(Stored items)
•••

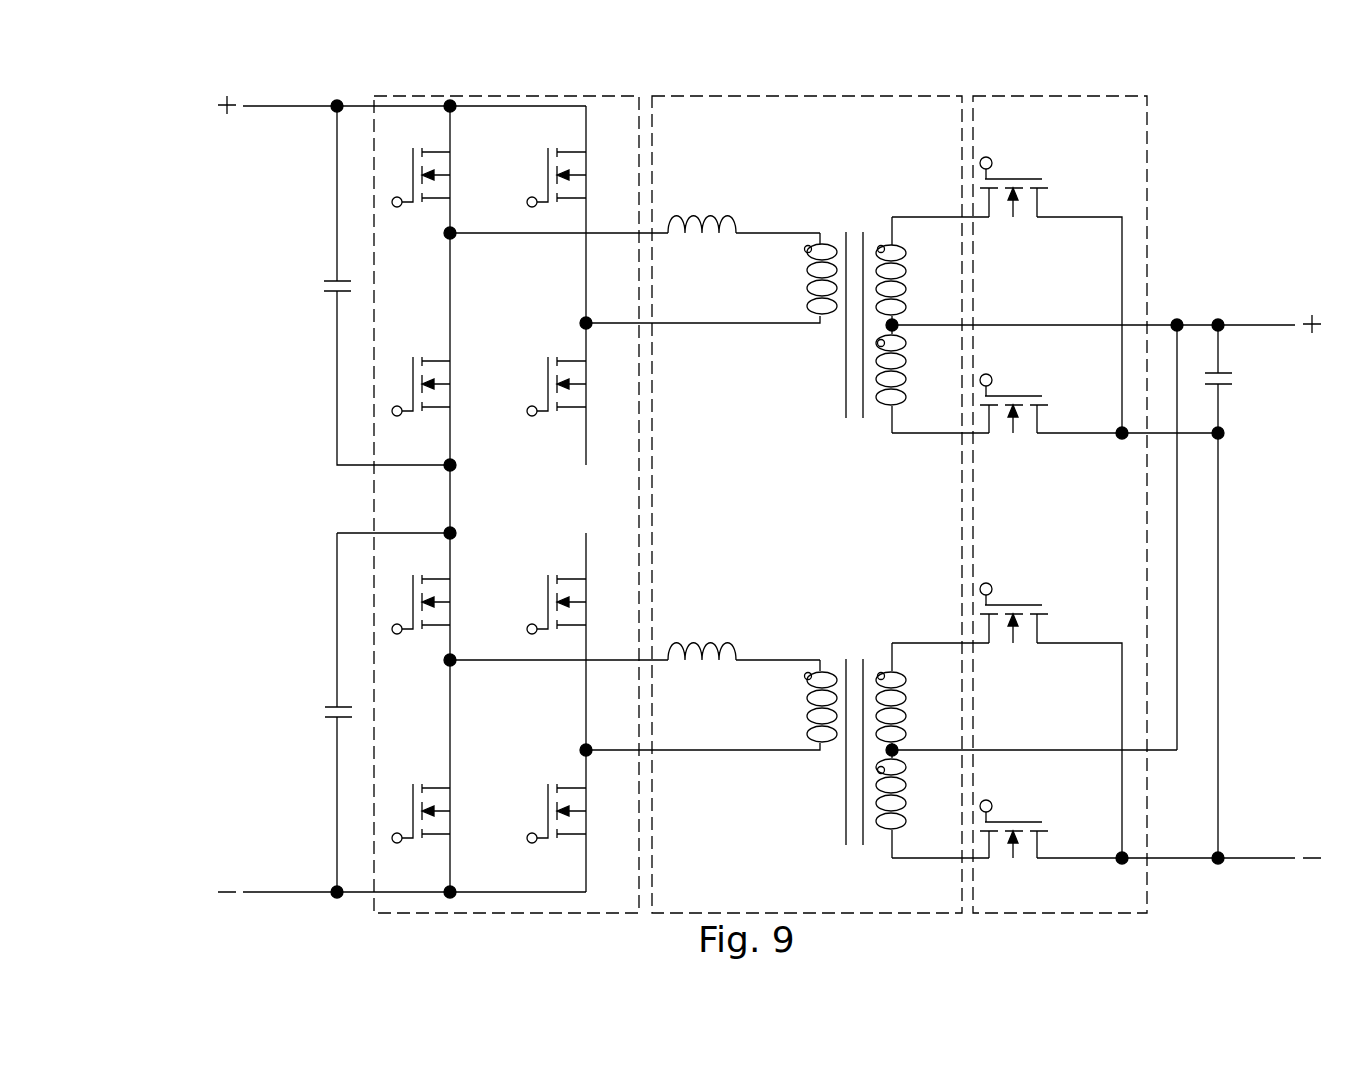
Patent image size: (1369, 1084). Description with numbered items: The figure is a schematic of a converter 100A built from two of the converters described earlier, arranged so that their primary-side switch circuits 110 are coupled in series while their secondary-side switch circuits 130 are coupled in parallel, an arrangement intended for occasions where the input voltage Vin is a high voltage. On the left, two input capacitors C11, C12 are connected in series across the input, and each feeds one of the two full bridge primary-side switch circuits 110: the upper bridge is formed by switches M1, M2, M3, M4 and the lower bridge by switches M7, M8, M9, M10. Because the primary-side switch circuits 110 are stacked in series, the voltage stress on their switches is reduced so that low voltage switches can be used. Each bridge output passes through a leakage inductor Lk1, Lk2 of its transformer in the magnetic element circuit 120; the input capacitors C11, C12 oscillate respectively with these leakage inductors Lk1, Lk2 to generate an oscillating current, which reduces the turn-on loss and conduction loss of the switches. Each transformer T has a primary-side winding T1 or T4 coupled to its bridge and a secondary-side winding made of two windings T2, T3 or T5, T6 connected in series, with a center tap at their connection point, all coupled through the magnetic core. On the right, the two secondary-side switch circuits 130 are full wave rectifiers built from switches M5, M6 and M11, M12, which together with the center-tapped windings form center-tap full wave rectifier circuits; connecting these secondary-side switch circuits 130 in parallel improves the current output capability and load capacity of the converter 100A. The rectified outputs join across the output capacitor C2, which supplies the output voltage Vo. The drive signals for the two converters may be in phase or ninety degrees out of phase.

The converter 100A is at (180, 96).
The primary-side switch circuit 110 is at (508, 96).
The magnetic element circuit 120 is at (821, 96).
The secondary-side switch circuit 130 is at (1066, 96).
The input capacitor C11 is at (358, 285).
The input capacitor C12 is at (358, 712).
The output capacitor C2 is at (1237, 379).
The switch M1 is at (442, 177).
The switch M2 is at (577, 177).
The switch M3 is at (577, 386).
The switch M4 is at (442, 386).
The switch M5 is at (1014, 202).
The switch M6 is at (1014, 419).
The seventh switch M7 is at (442, 604).
The eighth switch M8 is at (577, 604).
The ninth switch M9 is at (577, 813).
The tenth switch M10 is at (449, 813).
The eleventh switch M11 is at (1014, 629).
The twelfth switch M12 is at (1014, 846).
The leakage inductor Lk1 is at (635, 208).
The leakage inductor Lk2 is at (635, 635).
The transformer T is at (760, 530).
The primary-side winding T1 is at (711, 278).
The winding T2 is at (905, 275).
The winding T3 is at (905, 384).
The second primary winding T4 is at (711, 705).
The third secondary winding T5 is at (905, 700).
The fourth secondary winding T6 is at (905, 808).
The input voltage Vin is at (396, 497).
The output voltage Vo is at (1311, 586).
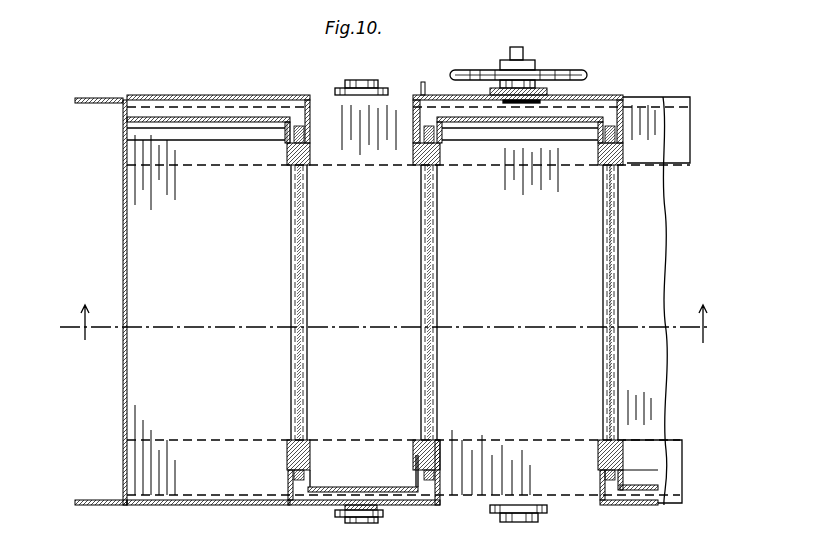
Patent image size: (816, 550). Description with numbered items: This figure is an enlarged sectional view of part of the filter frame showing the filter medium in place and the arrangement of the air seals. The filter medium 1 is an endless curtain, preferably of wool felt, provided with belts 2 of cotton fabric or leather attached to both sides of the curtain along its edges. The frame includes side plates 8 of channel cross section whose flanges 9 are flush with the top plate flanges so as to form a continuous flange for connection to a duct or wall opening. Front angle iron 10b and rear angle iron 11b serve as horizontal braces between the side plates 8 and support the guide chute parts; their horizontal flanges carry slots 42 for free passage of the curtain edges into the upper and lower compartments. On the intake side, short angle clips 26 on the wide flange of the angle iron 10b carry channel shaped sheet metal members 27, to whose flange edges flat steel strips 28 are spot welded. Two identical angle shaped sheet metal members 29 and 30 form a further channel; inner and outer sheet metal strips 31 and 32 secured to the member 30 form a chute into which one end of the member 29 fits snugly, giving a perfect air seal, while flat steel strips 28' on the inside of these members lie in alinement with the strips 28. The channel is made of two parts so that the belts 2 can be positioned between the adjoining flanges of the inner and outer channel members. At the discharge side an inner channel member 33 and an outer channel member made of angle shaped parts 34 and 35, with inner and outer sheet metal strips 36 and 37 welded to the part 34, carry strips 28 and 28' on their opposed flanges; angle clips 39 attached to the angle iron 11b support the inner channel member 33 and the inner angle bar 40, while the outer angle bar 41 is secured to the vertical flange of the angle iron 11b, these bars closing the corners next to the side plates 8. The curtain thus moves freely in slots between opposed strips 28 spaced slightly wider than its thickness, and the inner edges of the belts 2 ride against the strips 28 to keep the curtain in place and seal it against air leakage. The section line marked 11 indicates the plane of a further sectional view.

The filter medium 1 is at (612, 258).
The belts 2 is at (312, 141).
The side plates 8 is at (123, 385).
The flanges 9 is at (101, 103).
The angle iron 10b is at (680, 440).
The angle iron 11b is at (690, 148).
The section line 11 is at (398, 324).
The angle clips 26 is at (409, 477).
The channel shaped sheet metal members 27 is at (305, 478).
The flat steel strips 28 is at (433, 306).
The flat steel strips 28' is at (481, 176).
The angle shaped sheet metal member 29 is at (290, 505).
The angle shaped sheet metal member 30 is at (440, 505).
The inner sheet metal strip 31 is at (381, 511).
The outer sheet metal strip 32 is at (345, 523).
The inner channel member 33 is at (592, 123).
The angle shaped part 34 is at (607, 95).
The angle shaped part 35 is at (423, 95).
The inner sheet metal strip 36 is at (527, 103).
The outer sheet metal strip 37 is at (533, 90).
The angle clips 39 is at (200, 130).
The inner angle bar 40 is at (160, 117).
The outer angle bar 41 is at (285, 95).
The slots 42 is at (293, 130).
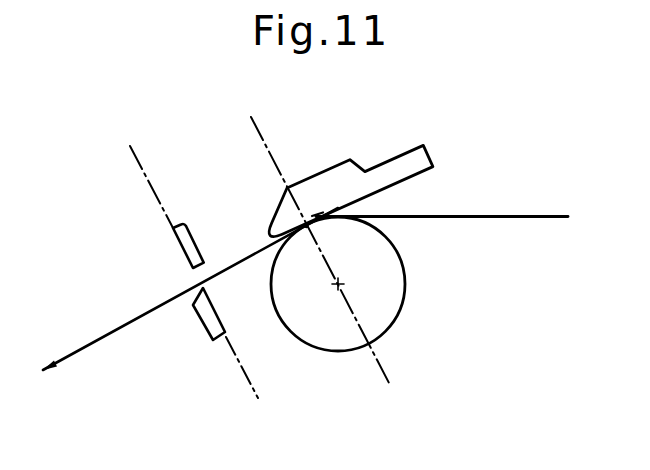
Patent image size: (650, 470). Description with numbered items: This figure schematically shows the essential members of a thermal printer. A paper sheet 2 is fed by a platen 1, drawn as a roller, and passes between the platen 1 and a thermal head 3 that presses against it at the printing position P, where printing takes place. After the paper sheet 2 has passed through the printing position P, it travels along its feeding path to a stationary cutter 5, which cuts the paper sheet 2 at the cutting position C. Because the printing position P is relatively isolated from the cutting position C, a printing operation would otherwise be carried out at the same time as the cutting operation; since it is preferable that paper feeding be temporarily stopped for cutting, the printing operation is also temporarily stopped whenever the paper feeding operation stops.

•••

▶ [AIM]: Copy out every line of the material that contains the word "secondary".

▶ [SOLVED EXERCISE]:
Patent image size: (1369, 1084). Description with numbered items: The figure is a schematic of a converter 100A built from two of the converters described earlier, arranged so that their primary-side switch circuits 110 are coupled in series while their secondary-side switch circuits 130 are coupled in parallel, an arrangement intended for occasions where the input voltage Vin is a high voltage. On the left, two input capacitors C11, C12 are connected in series across the input, and each feeds one of the two full bridge primary-side switch circuits 110: the upper bridge is formed by switches M1, M2, M3, M4 and the lower bridge by switches M7, M8, M9, M10. Because the primary-side switch circuits 110 are stacked in series, the voltage stress on their switches is reduced so that low voltage switches can be used. Each bridge output passes through a leakage inductor Lk1, Lk2 of its transformer in the magnetic element circuit 120; the input capacitors C11, C12 oscillate respectively with these leakage inductors Lk1, Lk2 to generate an oscillating current, which reduces the turn-on loss and conduction loss of the switches. Each transformer T has a primary-side winding T1 or T4 coupled to its bridge and a secondary-side winding made of two windings T2, T3 or T5, T6 connected in series, with a center tap at their connection point, all coupled through the magnetic core. On the right, the two secondary-side switch circuits 130 are full wave rectifiers built from switches M5, M6 and M11, M12, which together with the center-tapped windings form center-tap full wave rectifier circuits; connecting these secondary-side switch circuits 130 in parallel improves the current output capability and load capacity of the converter 100A. The rectified outputs join across the output capacitor C2, which supplies the output voltage Vo. The drive signals for the two converters may be in phase or ninety degrees out of phase.
The secondary-side switch circuit 130 is at (1066, 96).
The third secondary winding T5 is at (905, 700).
The fourth secondary winding T6 is at (905, 808).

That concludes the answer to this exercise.